- Listing
##############################
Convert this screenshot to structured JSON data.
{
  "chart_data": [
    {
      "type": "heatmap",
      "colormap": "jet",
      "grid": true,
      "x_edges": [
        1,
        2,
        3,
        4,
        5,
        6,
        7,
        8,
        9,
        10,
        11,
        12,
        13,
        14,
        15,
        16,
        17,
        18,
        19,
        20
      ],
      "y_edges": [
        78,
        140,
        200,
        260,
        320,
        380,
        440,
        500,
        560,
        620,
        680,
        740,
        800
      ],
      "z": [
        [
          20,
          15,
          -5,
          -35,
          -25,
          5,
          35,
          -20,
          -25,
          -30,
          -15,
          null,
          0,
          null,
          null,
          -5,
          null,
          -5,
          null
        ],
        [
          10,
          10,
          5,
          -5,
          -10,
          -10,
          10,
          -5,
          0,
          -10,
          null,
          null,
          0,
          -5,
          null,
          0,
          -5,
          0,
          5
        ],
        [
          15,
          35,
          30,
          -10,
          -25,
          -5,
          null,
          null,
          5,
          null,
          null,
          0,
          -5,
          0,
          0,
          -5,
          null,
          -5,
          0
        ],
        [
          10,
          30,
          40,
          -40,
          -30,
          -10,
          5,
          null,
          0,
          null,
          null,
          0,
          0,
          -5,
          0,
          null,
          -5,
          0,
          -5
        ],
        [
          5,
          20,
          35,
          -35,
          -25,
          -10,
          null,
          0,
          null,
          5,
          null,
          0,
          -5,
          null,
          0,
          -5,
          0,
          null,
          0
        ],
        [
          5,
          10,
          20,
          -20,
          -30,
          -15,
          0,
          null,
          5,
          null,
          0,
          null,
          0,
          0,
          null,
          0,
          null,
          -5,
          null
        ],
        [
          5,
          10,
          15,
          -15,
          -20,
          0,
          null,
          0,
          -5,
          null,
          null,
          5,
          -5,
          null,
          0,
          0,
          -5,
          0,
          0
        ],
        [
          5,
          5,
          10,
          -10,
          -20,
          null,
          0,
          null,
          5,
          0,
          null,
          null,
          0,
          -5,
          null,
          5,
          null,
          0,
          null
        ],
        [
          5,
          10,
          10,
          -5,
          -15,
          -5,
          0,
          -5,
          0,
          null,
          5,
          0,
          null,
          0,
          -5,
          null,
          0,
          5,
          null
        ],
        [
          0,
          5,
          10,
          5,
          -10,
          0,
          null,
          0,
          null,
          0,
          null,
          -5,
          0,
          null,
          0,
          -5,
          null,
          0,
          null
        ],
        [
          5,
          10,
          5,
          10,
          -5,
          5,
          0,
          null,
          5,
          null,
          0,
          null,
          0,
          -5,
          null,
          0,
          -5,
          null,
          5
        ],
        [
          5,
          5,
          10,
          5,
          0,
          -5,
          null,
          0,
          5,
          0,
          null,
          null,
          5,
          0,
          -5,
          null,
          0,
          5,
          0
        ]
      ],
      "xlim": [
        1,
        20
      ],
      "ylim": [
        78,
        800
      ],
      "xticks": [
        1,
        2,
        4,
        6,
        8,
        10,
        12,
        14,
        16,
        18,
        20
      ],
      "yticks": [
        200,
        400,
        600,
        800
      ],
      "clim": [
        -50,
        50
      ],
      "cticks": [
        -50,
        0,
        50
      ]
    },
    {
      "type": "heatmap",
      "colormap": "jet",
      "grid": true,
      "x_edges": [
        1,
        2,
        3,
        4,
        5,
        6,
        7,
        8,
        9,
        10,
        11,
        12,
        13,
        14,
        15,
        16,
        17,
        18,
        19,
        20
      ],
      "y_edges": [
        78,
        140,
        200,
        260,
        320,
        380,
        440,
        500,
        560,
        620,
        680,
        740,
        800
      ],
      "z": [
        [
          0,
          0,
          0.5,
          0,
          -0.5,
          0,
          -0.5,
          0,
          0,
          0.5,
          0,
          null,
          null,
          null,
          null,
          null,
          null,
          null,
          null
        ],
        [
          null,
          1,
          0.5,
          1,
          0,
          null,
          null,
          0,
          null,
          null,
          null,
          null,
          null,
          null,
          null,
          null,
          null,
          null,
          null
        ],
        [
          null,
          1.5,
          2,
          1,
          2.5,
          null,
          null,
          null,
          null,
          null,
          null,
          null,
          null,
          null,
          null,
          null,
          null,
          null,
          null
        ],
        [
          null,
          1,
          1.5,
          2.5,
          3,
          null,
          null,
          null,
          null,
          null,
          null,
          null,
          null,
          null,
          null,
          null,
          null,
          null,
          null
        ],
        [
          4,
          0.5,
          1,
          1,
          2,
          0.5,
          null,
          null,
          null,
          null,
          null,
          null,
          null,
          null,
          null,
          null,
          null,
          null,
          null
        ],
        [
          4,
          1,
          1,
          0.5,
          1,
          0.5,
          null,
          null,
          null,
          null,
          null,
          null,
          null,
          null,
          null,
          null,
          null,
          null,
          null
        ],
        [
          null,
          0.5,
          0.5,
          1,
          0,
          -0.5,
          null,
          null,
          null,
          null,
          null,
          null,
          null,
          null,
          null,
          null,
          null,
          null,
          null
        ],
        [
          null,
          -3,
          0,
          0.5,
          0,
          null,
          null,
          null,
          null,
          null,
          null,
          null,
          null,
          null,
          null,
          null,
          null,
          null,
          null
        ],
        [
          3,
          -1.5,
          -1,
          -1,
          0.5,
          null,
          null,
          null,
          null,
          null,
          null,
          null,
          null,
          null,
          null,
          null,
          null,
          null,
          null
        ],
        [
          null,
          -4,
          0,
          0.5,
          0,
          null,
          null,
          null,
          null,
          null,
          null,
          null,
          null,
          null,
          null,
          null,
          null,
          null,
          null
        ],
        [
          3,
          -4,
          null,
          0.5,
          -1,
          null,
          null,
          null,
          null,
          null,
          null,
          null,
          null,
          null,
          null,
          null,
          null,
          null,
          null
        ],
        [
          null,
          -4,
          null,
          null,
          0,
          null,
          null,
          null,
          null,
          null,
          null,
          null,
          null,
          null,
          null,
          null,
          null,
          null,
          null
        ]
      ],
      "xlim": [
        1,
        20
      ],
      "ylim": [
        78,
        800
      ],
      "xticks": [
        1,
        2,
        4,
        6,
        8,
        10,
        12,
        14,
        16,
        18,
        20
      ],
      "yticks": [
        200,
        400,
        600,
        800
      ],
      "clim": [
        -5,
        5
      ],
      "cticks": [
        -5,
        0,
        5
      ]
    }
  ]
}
##############################
- Goal
Retype all of the material, keeping each line exact.

- Task output
Convert this screenshot to structured JSON data.
{
  "chart_data": [
    {
      "type": "heatmap",
      "colormap": "jet",
      "grid": true,
      "x_edges": [
        1,
        2,
        3,
        4,
        5,
        6,
        7,
        8,
        9,
        10,
        11,
        12,
        13,
        14,
        15,
        16,
        17,
        18,
        19,
        20
      ],
      "y_edges": [
        78,
        140,
        200,
        260,
        320,
        380,
        440,
        500,
        560,
        620,
        680,
        740,
        800
      ],
      "z": [
        [
          20,
          15,
          -5,
          -35,
          -25,
          5,
          35,
          -20,
          -25,
          -30,
          -15,
          null,
          0,
          null,
          null,
          -5,
          null,
          -5,
          null
        ],
        [
          10,
          10,
          5,
          -5,
          -10,
          -10,
          10,
          -5,
          0,
          -10,
          null,
          null,
          0,
          -5,
          null,
          0,
          -5,
          0,
          5
        ],
        [
          15,
          35,
          30,
          -10,
          -25,
          -5,
          null,
          null,
          5,
          null,
          null,
          0,
          -5,
          0,
          0,
          -5,
          null,
          -5,
          0
        ],
        [
          10,
          30,
          40,
          -40,
          -30,
          -10,
          5,
          null,
          0,
          null,
          null,
          0,
          0,
          -5,
          0,
          null,
          -5,
          0,
          -5
        ],
        [
          5,
          20,
          35,
          -35,
          -25,
          -10,
          null,
          0,
          null,
          5,
          null,
          0,
          -5,
          null,
          0,
          -5,
          0,
          null,
          0
        ],
        [
          5,
          10,
          20,
          -20,
          -30,
          -15,
          0,
          null,
          5,
          null,
          0,
          null,
          0,
          0,
          null,
          0,
          null,
          -5,
          null
        ],
        [
          5,
          10,
          15,
          -15,
          -20,
          0,
          null,
          0,
          -5,
          null,
          null,
          5,
          -5,
          null,
          0,
          0,
          -5,
          0,
          0
        ],
        [
          5,
          5,
          10,
          -10,
          -20,
          null,
          0,
          null,
          5,
          0,
          null,
          null,
          0,
          -5,
          null,
          5,
          null,
          0,
          null
        ],
        [
          5,
          10,
          10,
          -5,
          -15,
          -5,
          0,
          -5,
          0,
          null,
          5,
          0,
          null,
          0,
          -5,
          null,
          0,
          5,
          null
        ],
        [
          0,
          5,
          10,
          5,
          -10,
          0,
          null,
          0,
          null,
          0,
          null,
          -5,
          0,
          null,
          0,
          -5,
          null,
          0,
          null
        ],
        [
          5,
          10,
          5,
          10,
          -5,
          5,
          0,
          null,
          5,
          null,
          0,
          null,
          0,
          -5,
          null,
          0,
          -5,
          null,
          5
        ],
        [
          5,
          5,
          10,
          5,
          0,
          -5,
          null,
          0,
          5,
          0,
          null,
          null,
          5,
          0,
          -5,
          null,
          0,
          5,
          0
        ]
      ],
      "xlim": [
        1,
        20
      ],
      "ylim": [
        78,
        800
      ],
      "xticks": [
        1,
        2,
        4,
        6,
        8,
        10,
        12,
        14,
        16,
        18,
        20
      ],
      "yticks": [
        200,
        400,
        600,
        800
      ],
      "clim": [
        -50,
        50
      ],
      "cticks": [
        -50,
        0,
        50
      ]
    },
    {
      "type": "heatmap",
      "colormap": "jet",
      "grid": true,
      "x_edges": [
        1,
        2,
        3,
        4,
        5,
        6,
        7,
        8,
        9,
        10,
        11,
        12,
        13,
        14,
        15,
        16,
        17,
        18,
        19,
        20
      ],
      "y_edges": [
        78,
        140,
        200,
        260,
        320,
        380,
        440,
        500,
        560,
        620,
        680,
        740,
        800
      ],
      "z": [
        [
          0,
          0,
          0.5,
          0,
          -0.5,
          0,
          -0.5,
          0,
          0,
          0.5,
          0,
          null,
          null,
          null,
          null,
          null,
          null,
          null,
          null
        ],
        [
          null,
          1,
          0.5,
          1,
          0,
          null,
          null,
          0,
          null,
          null,
          null,
          null,
          null,
          null,
          null,
          null,
          null,
          null,
          null
        ],
        [
          null,
          1.5,
          2,
          1,
          2.5,
          null,
          null,
          null,
          null,
          null,
          null,
          null,
          null,
          null,
          null,
          null,
          null,
          null,
          null
        ],
        [
          null,
          1,
          1.5,
          2.5,
          3,
          null,
          null,
          null,
          null,
          null,
          null,
          null,
          null,
          null,
          null,
          null,
          null,
          null,
          null
        ],
        [
          4,
          0.5,
          1,
          1,
          2,
          0.5,
          null,
          null,
          null,
          null,
          null,
          null,
          null,
          null,
          null,
          null,
          null,
          null,
          null
        ],
        [
          4,
          1,
          1,
          0.5,
          1,
          0.5,
          null,
          null,
          null,
          null,
          null,
          null,
          null,
          null,
          null,
          null,
          null,
          null,
          null
        ],
        [
          null,
          0.5,
          0.5,
          1,
          0,
          -0.5,
          null,
          null,
          null,
          null,
          null,
          null,
          null,
          null,
          null,
          null,
          null,
          null,
          null
        ],
        [
          null,
          -3,
          0,
          0.5,
          0,
          null,
          null,
          null,
          null,
          null,
          null,
          null,
          null,
          null,
          null,
          null,
          null,
          null,
          null
        ],
        [
          3,
          -1.5,
          -1,
          -1,
          0.5,
          null,
          null,
          null,
          null,
          null,
          null,
          null,
          null,
          null,
          null,
          null,
          null,
          null,
          null
        ],
        [
          null,
          -4,
          0,
          0.5,
          0,
          null,
          null,
          null,
          null,
          null,
          null,
          null,
          null,
          null,
          null,
          null,
          null,
          null,
          null
        ],
        [
          3,
          -4,
          null,
          0.5,
          -1,
          null,
          null,
          null,
          null,
          null,
          null,
          null,
          null,
          null,
          null,
          null,
          null,
          null,
          null
        ],
        [
          null,
          -4,
          null,
          null,
          0,
          null,
          null,
          null,
          null,
          null,
          null,
          null,
          null,
          null,
          null,
          null,
          null,
          null,
          null
        ]
      ],
      "xlim": [
        1,
        20
      ],
      "ylim": [
        78,
        800
      ],
      "xticks": [
        1,
        2,
        4,
        6,
        8,
        10,
        12,
        14,
        16,
        18,
        20
      ],
      "yticks": [
        200,
        400,
        600,
        800
      ],
      "clim": [
        -5,
        5
      ],
      "cticks": [
        -5,
        0,
        5
      ]
    }
  ]
}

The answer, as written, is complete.